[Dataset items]
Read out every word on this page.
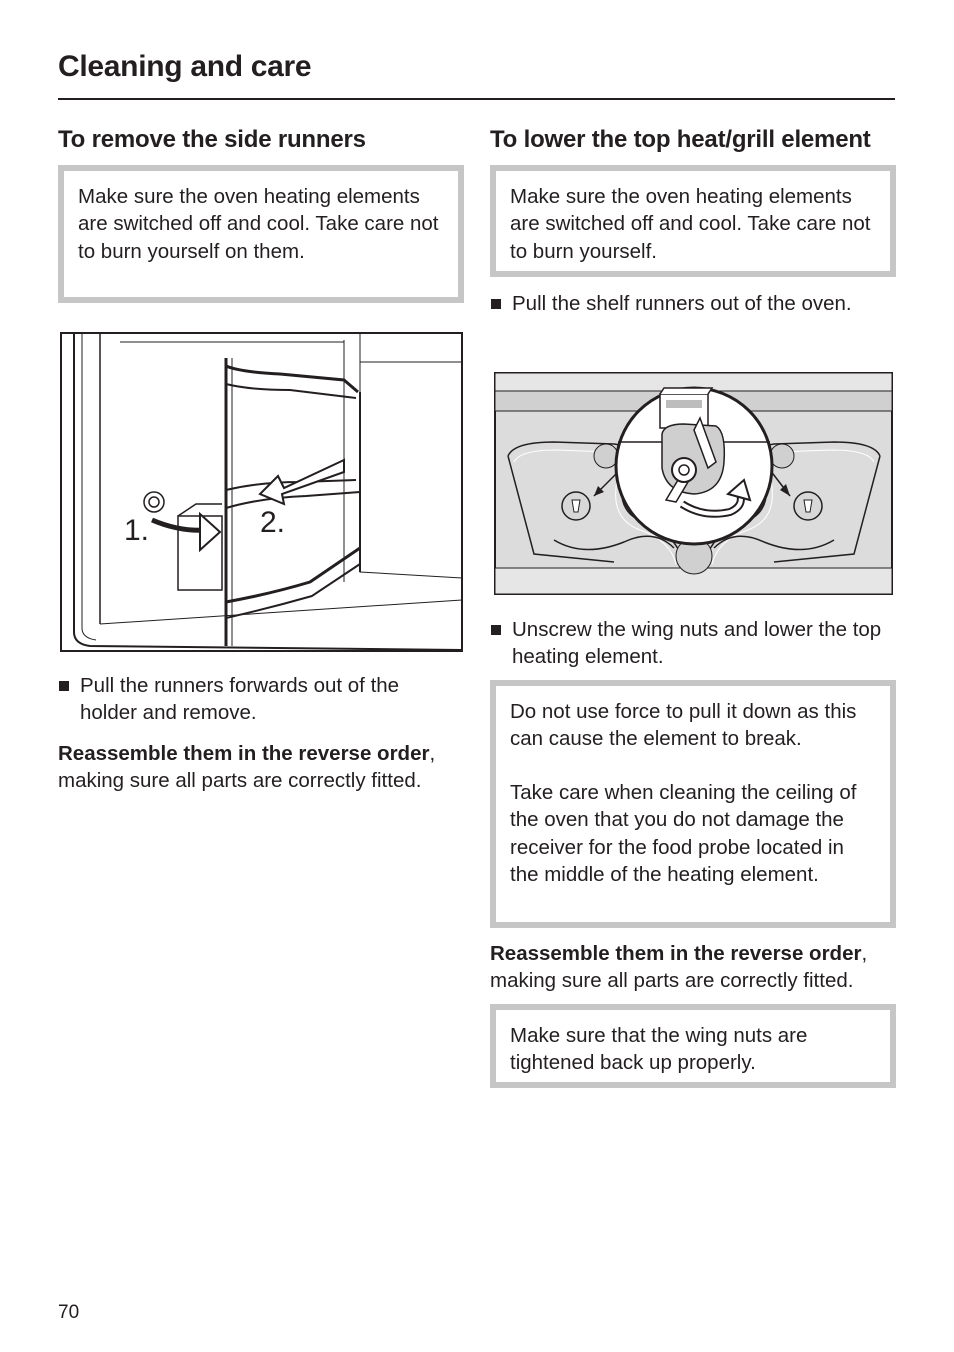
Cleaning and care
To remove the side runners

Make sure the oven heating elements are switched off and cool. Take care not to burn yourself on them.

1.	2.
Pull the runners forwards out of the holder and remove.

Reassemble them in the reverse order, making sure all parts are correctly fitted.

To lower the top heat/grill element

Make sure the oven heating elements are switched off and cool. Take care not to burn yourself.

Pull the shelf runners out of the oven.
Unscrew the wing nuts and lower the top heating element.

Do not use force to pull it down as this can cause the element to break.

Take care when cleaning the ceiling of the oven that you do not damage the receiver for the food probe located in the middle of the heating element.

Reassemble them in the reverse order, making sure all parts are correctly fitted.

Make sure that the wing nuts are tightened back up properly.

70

Problem to solve: Scan the entries above for the word "nuts" and collect each line holding it.

Output below:
Unscrew the wing nuts and lower the top heating element.
Make sure that the wing nuts are tightened back up properly.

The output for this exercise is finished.